EXERCISE INSTRUCTIONS ▸ Copy out, with no changes, everything from the beginning of the listing down to the line containing "Polygon shape [137,89,205,172]", including that line.

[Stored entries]
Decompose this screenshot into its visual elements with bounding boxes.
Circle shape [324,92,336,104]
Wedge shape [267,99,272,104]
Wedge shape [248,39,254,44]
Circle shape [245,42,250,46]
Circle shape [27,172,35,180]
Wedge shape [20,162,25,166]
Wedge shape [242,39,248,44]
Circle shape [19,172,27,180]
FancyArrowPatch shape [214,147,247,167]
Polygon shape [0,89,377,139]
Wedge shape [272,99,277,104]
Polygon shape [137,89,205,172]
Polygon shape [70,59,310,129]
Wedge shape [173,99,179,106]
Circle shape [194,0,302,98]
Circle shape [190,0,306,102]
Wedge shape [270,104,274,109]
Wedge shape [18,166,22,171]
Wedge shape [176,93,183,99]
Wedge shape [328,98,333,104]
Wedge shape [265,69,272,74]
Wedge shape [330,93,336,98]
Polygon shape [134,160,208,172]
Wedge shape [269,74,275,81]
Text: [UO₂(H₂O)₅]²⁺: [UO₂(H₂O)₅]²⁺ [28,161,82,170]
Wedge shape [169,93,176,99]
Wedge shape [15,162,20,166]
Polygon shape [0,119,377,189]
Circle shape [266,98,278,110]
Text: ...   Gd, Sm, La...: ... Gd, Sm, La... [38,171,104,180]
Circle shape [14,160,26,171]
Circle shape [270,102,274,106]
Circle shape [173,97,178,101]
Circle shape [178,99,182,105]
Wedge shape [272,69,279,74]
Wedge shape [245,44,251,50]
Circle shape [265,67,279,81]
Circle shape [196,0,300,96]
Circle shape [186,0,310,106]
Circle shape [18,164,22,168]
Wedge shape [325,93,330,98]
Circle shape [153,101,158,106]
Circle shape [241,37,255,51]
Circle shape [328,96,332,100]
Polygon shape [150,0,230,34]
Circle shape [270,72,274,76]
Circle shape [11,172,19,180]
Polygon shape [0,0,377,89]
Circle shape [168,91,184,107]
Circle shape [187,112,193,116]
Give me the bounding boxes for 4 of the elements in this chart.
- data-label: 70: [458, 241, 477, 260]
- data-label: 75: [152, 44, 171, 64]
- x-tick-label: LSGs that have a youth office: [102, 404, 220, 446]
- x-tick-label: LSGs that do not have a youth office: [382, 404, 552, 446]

TASK RESPONSE ▸
Decompose this screenshot into its visual elements with bounding boxes.
Circle shape [324,92,336,104]
Wedge shape [267,99,272,104]
Wedge shape [248,39,254,44]
Circle shape [245,42,250,46]
Circle shape [27,172,35,180]
Wedge shape [20,162,25,166]
Wedge shape [242,39,248,44]
Circle shape [19,172,27,180]
FancyArrowPatch shape [214,147,247,167]
Polygon shape [0,89,377,139]
Wedge shape [272,99,277,104]
Polygon shape [137,89,205,172]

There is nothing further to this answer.